▽
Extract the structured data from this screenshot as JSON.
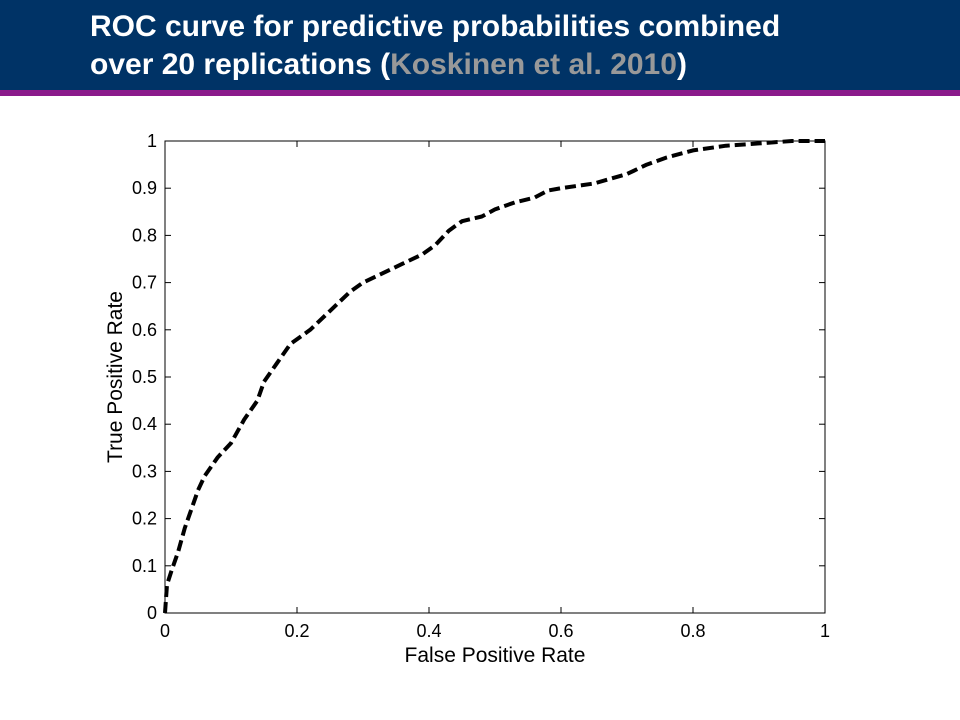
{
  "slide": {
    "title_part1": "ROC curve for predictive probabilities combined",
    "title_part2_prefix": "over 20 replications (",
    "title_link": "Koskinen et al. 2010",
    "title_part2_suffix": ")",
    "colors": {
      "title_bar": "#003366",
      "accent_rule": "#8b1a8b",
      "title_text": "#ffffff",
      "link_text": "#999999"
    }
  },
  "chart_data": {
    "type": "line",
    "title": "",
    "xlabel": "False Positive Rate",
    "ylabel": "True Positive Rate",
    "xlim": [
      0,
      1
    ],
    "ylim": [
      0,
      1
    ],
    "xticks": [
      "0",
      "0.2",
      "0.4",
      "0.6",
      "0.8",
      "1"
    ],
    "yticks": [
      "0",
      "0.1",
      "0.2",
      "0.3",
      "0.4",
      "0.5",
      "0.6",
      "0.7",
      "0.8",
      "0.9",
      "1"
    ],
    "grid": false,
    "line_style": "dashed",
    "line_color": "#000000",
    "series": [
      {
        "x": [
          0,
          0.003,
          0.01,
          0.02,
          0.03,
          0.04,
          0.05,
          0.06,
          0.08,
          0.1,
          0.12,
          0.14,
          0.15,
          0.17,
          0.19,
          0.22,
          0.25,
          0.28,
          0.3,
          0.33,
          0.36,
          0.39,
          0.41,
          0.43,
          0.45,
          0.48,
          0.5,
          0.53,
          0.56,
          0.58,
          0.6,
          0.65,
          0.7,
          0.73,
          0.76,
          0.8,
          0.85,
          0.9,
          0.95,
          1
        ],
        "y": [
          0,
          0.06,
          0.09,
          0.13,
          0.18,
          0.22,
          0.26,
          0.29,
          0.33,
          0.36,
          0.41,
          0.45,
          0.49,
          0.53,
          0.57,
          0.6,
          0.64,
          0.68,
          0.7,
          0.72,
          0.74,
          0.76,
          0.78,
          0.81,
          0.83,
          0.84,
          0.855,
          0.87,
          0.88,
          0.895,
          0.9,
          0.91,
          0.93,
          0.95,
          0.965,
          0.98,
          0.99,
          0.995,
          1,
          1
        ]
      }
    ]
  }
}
△
▽
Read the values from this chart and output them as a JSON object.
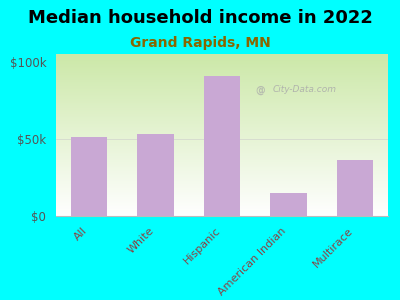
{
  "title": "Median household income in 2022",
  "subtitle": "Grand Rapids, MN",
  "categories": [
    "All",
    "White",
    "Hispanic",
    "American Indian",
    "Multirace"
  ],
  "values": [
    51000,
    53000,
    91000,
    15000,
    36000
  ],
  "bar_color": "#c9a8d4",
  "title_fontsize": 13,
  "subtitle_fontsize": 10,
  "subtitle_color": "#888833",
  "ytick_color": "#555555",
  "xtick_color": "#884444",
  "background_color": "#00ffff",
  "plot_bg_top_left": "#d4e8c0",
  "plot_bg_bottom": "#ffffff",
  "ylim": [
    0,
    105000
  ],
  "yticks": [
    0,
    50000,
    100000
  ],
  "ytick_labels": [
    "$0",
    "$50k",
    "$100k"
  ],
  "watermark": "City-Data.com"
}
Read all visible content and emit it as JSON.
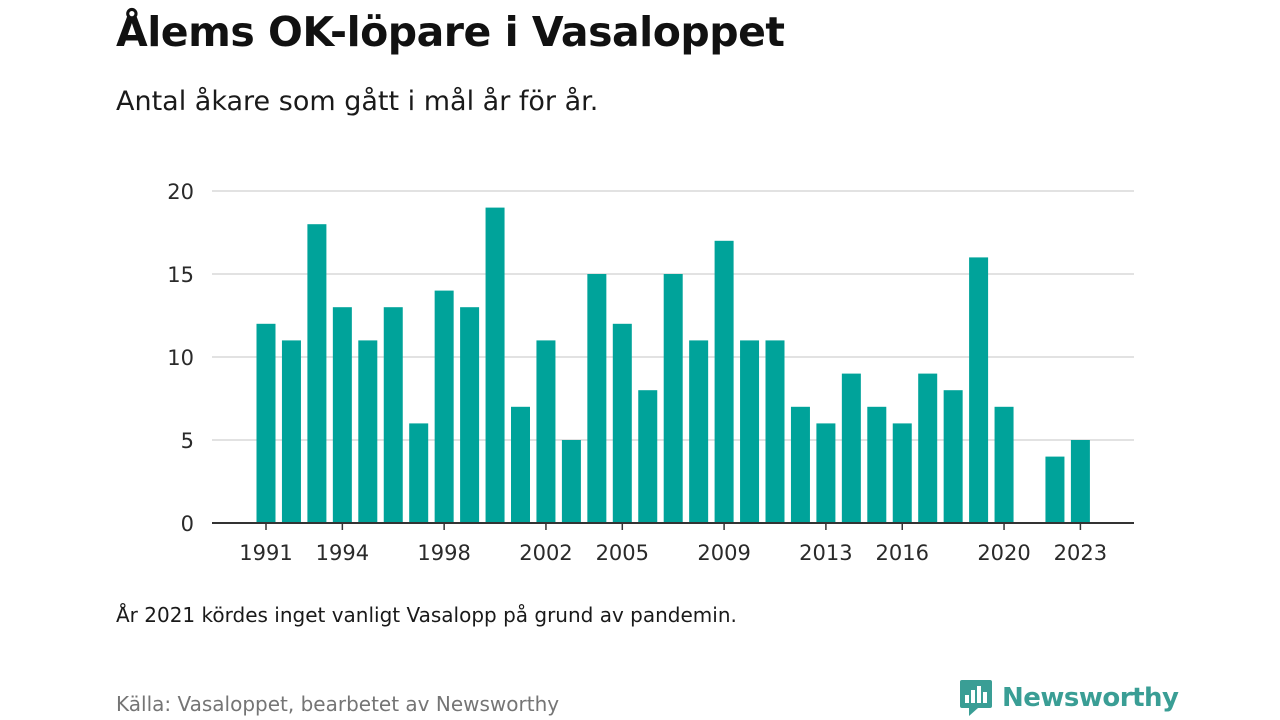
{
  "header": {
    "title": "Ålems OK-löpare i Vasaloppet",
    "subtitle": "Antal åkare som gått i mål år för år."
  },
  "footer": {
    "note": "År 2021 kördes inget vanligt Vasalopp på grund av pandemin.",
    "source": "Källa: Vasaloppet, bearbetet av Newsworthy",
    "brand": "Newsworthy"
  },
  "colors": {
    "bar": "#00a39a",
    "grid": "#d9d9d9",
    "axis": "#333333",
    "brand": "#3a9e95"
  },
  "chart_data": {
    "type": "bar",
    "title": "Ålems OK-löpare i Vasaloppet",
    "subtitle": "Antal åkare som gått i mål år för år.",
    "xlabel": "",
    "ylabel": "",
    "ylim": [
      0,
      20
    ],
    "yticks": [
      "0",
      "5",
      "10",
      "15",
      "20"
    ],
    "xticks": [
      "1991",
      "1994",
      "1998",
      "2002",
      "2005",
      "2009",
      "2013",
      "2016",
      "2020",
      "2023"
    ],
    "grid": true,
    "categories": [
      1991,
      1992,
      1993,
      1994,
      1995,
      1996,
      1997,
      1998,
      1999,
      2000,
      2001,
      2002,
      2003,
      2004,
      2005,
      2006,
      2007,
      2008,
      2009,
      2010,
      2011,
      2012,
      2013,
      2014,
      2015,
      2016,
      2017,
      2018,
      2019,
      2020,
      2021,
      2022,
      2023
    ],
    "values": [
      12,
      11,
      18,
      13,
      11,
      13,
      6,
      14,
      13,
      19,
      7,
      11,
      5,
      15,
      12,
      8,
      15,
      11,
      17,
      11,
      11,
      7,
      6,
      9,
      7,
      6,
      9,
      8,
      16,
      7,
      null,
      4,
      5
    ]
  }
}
△
*DESCRIPTION OF THE TASK:*
Work out how many lines in the records above contain the word "Positive", and reply with that number alone.

*TASK OUTPUT:*
2